### Work to do
Keep the pictures out of the copy and repeat the records exactly.
◇ ◇ ◇ ◇
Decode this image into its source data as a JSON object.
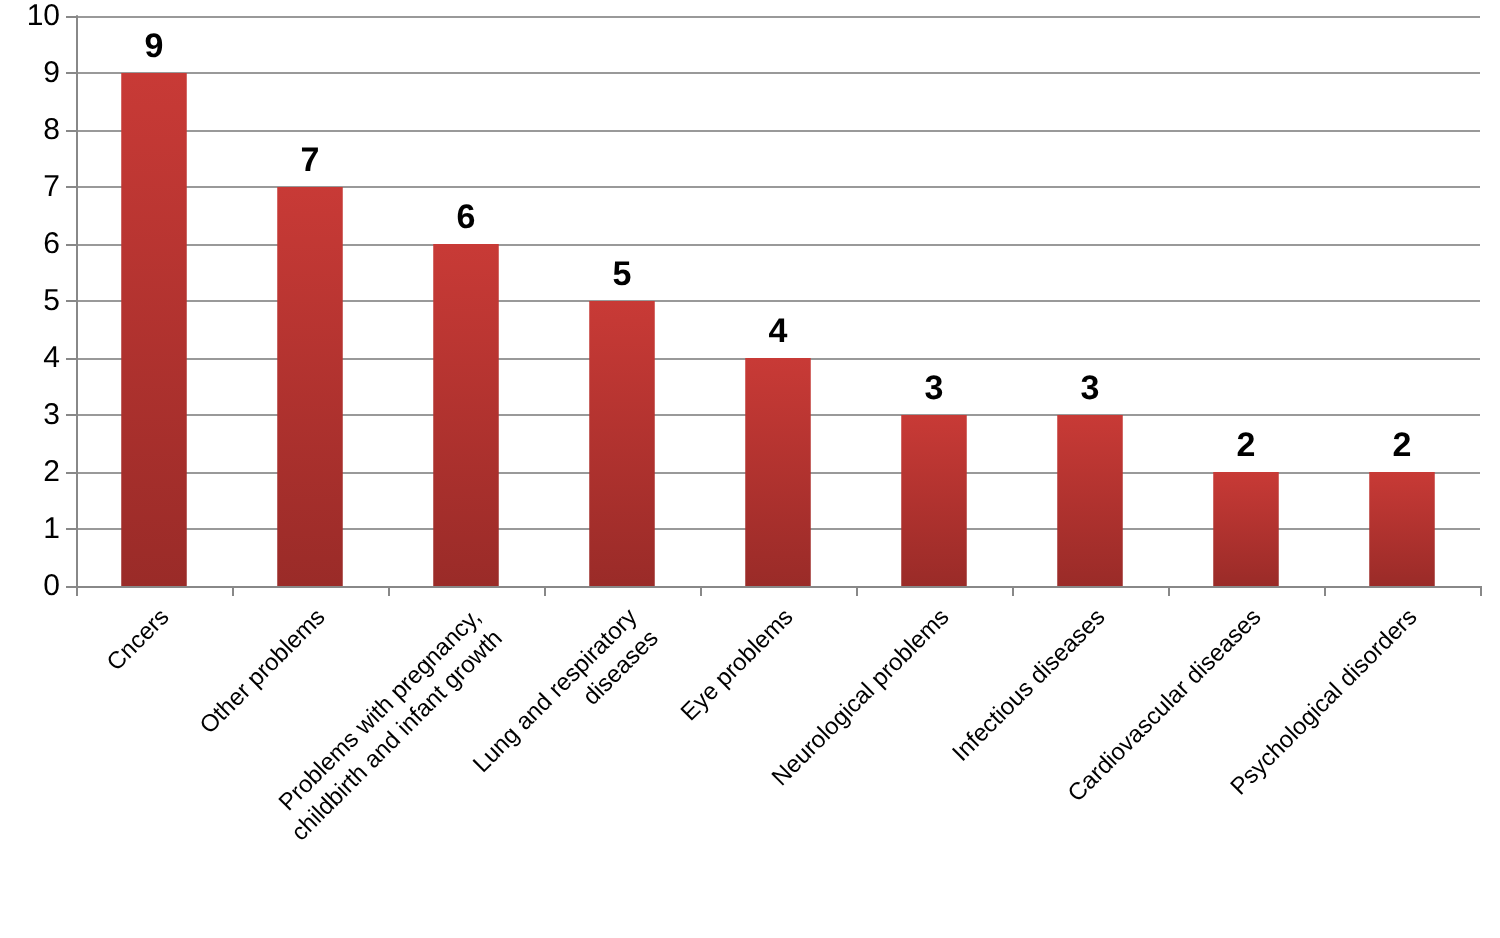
{
  "chart_data": {
    "type": "bar",
    "categories": [
      "Cncers",
      "Other problems",
      "Problems with pregnancy,\nchildbirth and infant growth",
      "Lung and respiratory\ndiseases",
      "Eye problems",
      "Neurological problems",
      "Infectious diseases",
      "Cardiovascular diseases",
      "Psychological disorders"
    ],
    "values": [
      9,
      7,
      6,
      5,
      4,
      3,
      3,
      2,
      2
    ],
    "color": "#c83a36",
    "ylim": [
      0,
      10
    ],
    "yticks": [
      0,
      1,
      2,
      3,
      4,
      5,
      6,
      7,
      8,
      9,
      10
    ],
    "grid": "y",
    "data_labels": true
  }
}
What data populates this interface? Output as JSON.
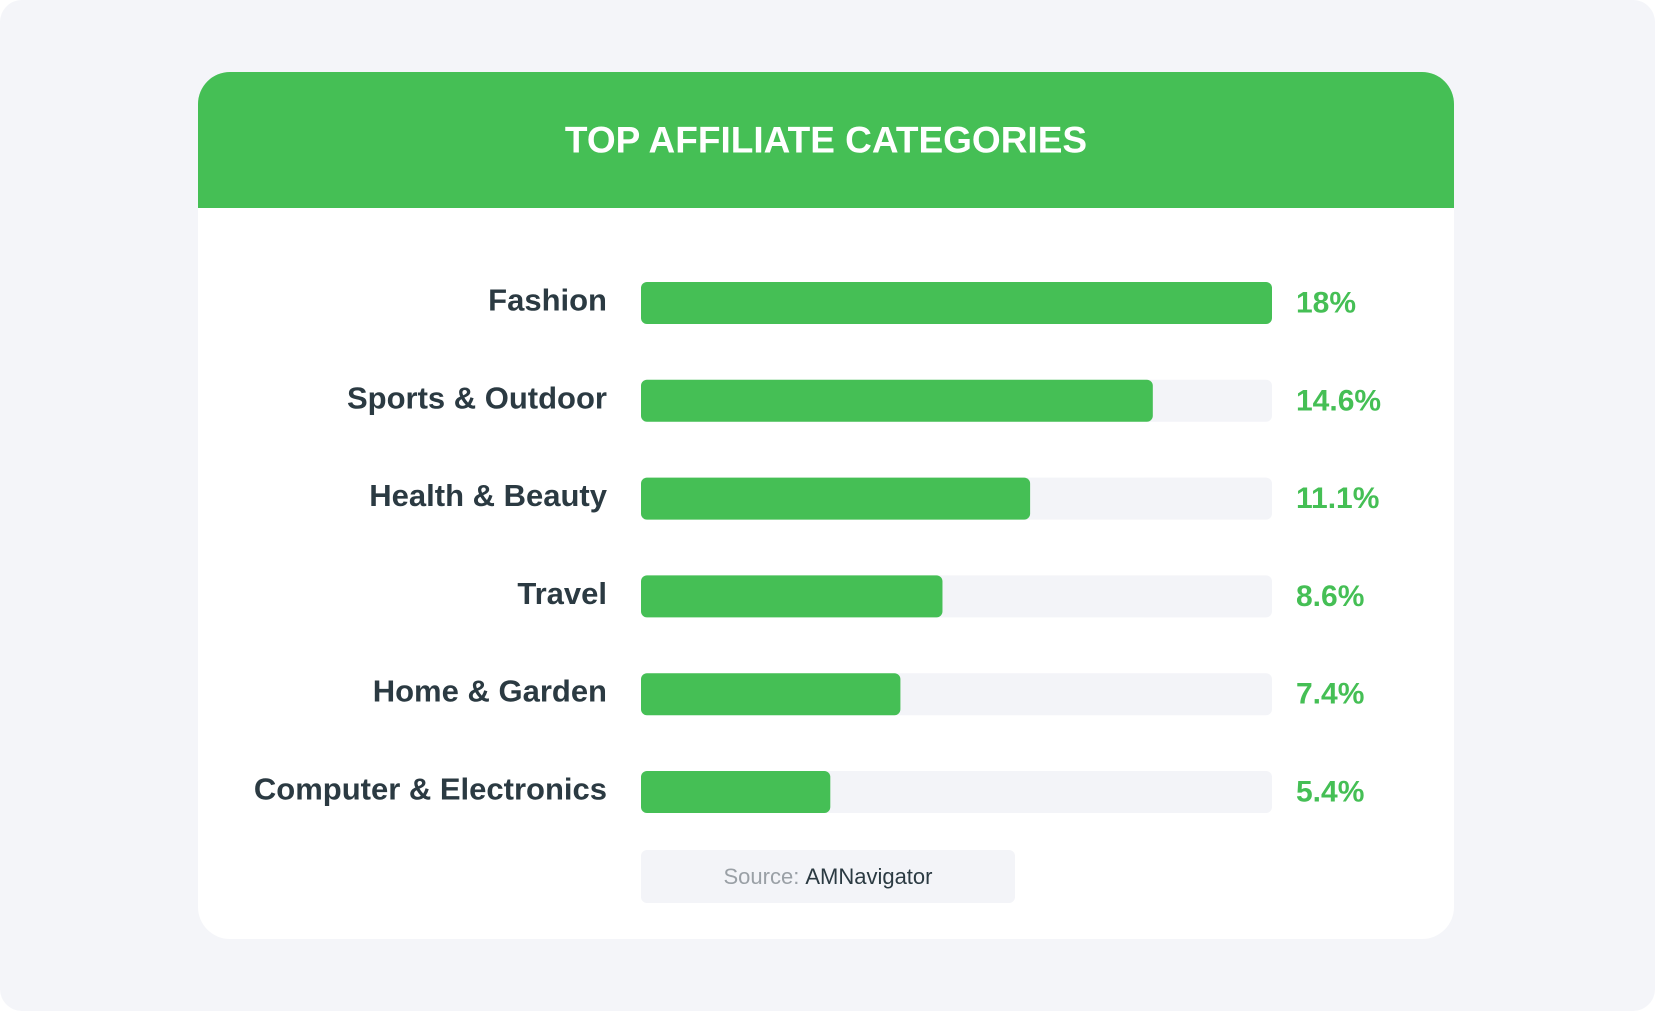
◇ ◇ ◇ ◇
### Solution to the problem
Decode this image into its source data as a JSON object.
{
  "chart_data": {
    "type": "bar",
    "categories": [
      "Cncers",
      "Other problems",
      "Problems with pregnancy,\nchildbirth and infant growth",
      "Lung and respiratory\ndiseases",
      "Eye problems",
      "Neurological problems",
      "Infectious diseases",
      "Cardiovascular diseases",
      "Psychological disorders"
    ],
    "values": [
      9,
      7,
      6,
      5,
      4,
      3,
      3,
      2,
      2
    ],
    "color": "#c83a36",
    "ylim": [
      0,
      10
    ],
    "yticks": [
      0,
      1,
      2,
      3,
      4,
      5,
      6,
      7,
      8,
      9,
      10
    ],
    "grid": "y",
    "data_labels": true
  }
}
What data populates this interface? Output as JSON.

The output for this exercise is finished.